Lay out the lines below as a Markdown table with two columns, No. and Line. Give each line its row number and omit any blank lines.
═════ PROVIDED RECORDS ═════
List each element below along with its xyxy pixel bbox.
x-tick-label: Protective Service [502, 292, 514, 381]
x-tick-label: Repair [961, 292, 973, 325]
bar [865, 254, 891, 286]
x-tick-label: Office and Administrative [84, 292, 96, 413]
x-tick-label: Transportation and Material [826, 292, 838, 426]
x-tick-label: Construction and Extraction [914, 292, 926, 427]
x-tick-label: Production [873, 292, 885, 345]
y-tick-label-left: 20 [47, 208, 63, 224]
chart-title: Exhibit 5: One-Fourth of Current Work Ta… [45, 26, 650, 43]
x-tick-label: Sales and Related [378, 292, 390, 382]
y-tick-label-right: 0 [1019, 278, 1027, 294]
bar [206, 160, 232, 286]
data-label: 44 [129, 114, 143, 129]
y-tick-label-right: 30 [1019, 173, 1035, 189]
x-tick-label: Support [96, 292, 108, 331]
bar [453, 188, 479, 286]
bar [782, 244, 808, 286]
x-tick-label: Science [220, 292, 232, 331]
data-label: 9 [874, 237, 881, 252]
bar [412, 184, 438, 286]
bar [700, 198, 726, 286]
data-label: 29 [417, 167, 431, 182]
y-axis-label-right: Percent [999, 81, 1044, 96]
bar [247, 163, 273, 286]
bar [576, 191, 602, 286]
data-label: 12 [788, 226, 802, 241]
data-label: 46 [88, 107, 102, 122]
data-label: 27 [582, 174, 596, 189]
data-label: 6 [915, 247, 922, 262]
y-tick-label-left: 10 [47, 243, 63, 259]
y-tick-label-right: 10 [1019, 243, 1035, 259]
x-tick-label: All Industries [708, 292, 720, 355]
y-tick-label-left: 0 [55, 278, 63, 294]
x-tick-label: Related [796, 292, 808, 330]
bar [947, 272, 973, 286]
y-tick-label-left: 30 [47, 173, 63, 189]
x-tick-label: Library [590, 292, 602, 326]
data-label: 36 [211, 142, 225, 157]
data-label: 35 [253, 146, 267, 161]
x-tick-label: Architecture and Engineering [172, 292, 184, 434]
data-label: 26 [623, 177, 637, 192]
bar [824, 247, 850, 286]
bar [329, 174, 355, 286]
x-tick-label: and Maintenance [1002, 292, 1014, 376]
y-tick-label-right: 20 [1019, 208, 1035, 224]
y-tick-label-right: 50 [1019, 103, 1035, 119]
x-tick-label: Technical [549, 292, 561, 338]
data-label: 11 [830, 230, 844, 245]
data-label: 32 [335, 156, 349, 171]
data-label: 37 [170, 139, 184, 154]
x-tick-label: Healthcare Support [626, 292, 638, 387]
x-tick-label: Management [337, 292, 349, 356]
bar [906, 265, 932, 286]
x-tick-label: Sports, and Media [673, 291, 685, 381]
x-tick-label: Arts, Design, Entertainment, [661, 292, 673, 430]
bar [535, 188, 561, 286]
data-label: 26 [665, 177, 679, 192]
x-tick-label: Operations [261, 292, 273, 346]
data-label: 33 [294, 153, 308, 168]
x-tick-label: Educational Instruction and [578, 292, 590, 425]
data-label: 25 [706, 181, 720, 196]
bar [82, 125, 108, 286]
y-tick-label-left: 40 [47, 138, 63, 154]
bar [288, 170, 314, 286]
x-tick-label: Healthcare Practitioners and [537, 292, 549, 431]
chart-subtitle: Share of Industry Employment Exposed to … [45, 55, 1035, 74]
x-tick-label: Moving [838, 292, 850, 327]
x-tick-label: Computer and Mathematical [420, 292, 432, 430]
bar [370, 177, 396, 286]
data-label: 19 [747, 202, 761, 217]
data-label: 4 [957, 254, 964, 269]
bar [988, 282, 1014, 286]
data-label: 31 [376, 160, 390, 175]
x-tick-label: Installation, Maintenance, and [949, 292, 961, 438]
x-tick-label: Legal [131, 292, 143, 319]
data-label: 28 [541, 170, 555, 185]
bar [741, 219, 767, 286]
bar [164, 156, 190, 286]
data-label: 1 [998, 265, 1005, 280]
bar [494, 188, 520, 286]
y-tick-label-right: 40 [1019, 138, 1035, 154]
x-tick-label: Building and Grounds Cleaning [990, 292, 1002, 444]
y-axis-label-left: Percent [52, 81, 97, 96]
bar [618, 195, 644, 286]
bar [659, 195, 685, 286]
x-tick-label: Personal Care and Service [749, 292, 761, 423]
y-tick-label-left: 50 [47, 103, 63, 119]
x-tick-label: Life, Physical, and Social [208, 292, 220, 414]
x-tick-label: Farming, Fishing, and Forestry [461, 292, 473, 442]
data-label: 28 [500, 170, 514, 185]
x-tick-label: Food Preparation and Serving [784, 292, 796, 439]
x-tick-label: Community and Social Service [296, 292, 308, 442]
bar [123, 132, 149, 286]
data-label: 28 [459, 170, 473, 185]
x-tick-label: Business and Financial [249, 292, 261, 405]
═════
- TASK ANSWER:
| No. | Line |
|---|---|
| 1 | List each element below along with its xyxy pixel bbox. |
| 2 | x-tick-label: Protective Service [502, 292, 514, 381] |
| 3 | x-tick-label: Repair [961, 292, 973, 325] |
| 4 | bar [865, 254, 891, 286] |
| 5 | x-tick-label: Office and Administrative [84, 292, 96, 413] |
| 6 | x-tick-label: Transportation and Material [826, 292, 838, 426] |
| 7 | x-tick-label: Construction and Extraction [914, 292, 926, 427] |
| 8 | x-tick-label: Production [873, 292, 885, 345] |
| 9 | y-tick-label-left: 20 [47, 208, 63, 224] |
| 10 | chart-title: Exhibit 5: One-Fourth of Current Work Ta… [45, 26, 650, 43] |
| 11 | x-tick-label: Sales and Related [378, 292, 390, 382] |
| 12 | y-tick-label-right: 0 [1019, 278, 1027, 294] |
| 13 | bar [206, 160, 232, 286] |
| 14 | data-label: 44 [129, 114, 143, 129] |
| 15 | y-tick-label-right: 30 [1019, 173, 1035, 189] |
| 16 | x-tick-label: Support [96, 292, 108, 331] |
| 17 | bar [453, 188, 479, 286] |
| 18 | bar [782, 244, 808, 286] |
| 19 | x-tick-label: Science [220, 292, 232, 331] |
| 20 | data-label: 9 [874, 237, 881, 252] |
| 21 | bar [412, 184, 438, 286] |
| 22 | bar [700, 198, 726, 286] |
| 23 | data-label: 29 [417, 167, 431, 182] |
| 24 | y-axis-label-right: Percent [999, 81, 1044, 96] |
| 25 | bar [247, 163, 273, 286] |
| 26 | bar [576, 191, 602, 286] |
| 27 | data-label: 12 [788, 226, 802, 241] |
| 28 | data-label: 46 [88, 107, 102, 122] |
| 29 | data-label: 27 [582, 174, 596, 189] |
| 30 | data-label: 6 [915, 247, 922, 262] |
| 31 | y-tick-label-left: 10 [47, 243, 63, 259] |
| 32 | y-tick-label-right: 10 [1019, 243, 1035, 259] |
| 33 | x-tick-label: All Industries [708, 292, 720, 355] |
| 34 | y-tick-label-left: 0 [55, 278, 63, 294] |
| 35 | x-tick-label: Related [796, 292, 808, 330] |
| 36 | bar [947, 272, 973, 286] |
| 37 | y-tick-label-left: 30 [47, 173, 63, 189] |
| 38 | x-tick-label: Library [590, 292, 602, 326] |
| 39 | data-label: 36 [211, 142, 225, 157] |
| 40 | data-label: 35 [253, 146, 267, 161] |
| 41 | x-tick-label: Architecture and Engineering [172, 292, 184, 434] |
| 42 | data-label: 26 [623, 177, 637, 192] |
| 43 | bar [824, 247, 850, 286] |
| 44 | bar [329, 174, 355, 286] |
| 45 | x-tick-label: and Maintenance [1002, 292, 1014, 376] |
| 46 | y-tick-label-right: 20 [1019, 208, 1035, 224] |
| 47 | y-tick-label-right: 50 [1019, 103, 1035, 119] |
| 48 | x-tick-label: Technical [549, 292, 561, 338] |
| 49 | data-label: 11 [830, 230, 844, 245] |
| 50 | data-label: 32 [335, 156, 349, 171] |
| 51 | data-label: 37 [170, 139, 184, 154] |
| 52 | x-tick-label: Healthcare Support [626, 292, 638, 387] |
| 53 | x-tick-label: Management [337, 292, 349, 356] |
| 54 | bar [906, 265, 932, 286] |
| 55 | x-tick-label: Sports, and Media [673, 291, 685, 381] |
| 56 | x-tick-label: Arts, Design, Entertainment, [661, 292, 673, 430] |
| 57 | bar [535, 188, 561, 286] |
| 58 | data-label: 26 [665, 177, 679, 192] |
| 59 | x-tick-label: Operations [261, 292, 273, 346] |
| 60 | data-label: 33 [294, 153, 308, 168] |
| 61 | x-tick-label: Educational Instruction and [578, 292, 590, 425] |
| 62 | data-label: 25 [706, 181, 720, 196] |
| 63 | bar [82, 125, 108, 286] |
| 64 | y-tick-label-left: 40 [47, 138, 63, 154] |
| 65 | bar [288, 170, 314, 286] |
| 66 | x-tick-label: Healthcare Practitioners and [537, 292, 549, 431] |
| 67 | chart-subtitle: Share of Industry Employment Exposed to … [45, 55, 1035, 74] |
| 68 | x-tick-label: Moving [838, 292, 850, 327] |
| 69 | x-tick-label: Computer and Mathematical [420, 292, 432, 430] |
| 70 | bar [370, 177, 396, 286] |
| 71 | data-label: 19 [747, 202, 761, 217] |
| 72 | data-label: 4 [957, 254, 964, 269] |
| 73 | bar [988, 282, 1014, 286] |
| 74 | data-label: 31 [376, 160, 390, 175] |
| 75 | x-tick-label: Installation, Maintenance, and [949, 292, 961, 438] |
| 76 | x-tick-label: Legal [131, 292, 143, 319] |
| 77 | data-label: 28 [541, 170, 555, 185] |
| 78 | bar [741, 219, 767, 286] |
| 79 | bar [164, 156, 190, 286] |
| 80 | data-label: 1 [998, 265, 1005, 280] |
| 81 | bar [494, 188, 520, 286] |
| 82 | y-tick-label-right: 40 [1019, 138, 1035, 154] |
| 83 | x-tick-label: Building and Grounds Cleaning [990, 292, 1002, 444] |
| 84 | y-axis-label-left: Percent [52, 81, 97, 96] |
| 85 | bar [618, 195, 644, 286] |
| 86 | bar [659, 195, 685, 286] |
| 87 | x-tick-label: Personal Care and Service [749, 292, 761, 423] |
| 88 | y-tick-label-left: 50 [47, 103, 63, 119] |
| 89 | x-tick-label: Life, Physical, and Social [208, 292, 220, 414] |
| 90 | x-tick-label: Farming, Fishing, and Forestry [461, 292, 473, 442] |
| 91 | data-label: 28 [500, 170, 514, 185] |
| 92 | x-tick-label: Food Preparation and Serving [784, 292, 796, 439] |
| 93 | x-tick-label: Community and Social Service [296, 292, 308, 442] |
| 94 | bar [123, 132, 149, 286] |
| 95 | data-label: 28 [459, 170, 473, 185] |
| 96 | x-tick-label: Business and Financial [249, 292, 261, 405] |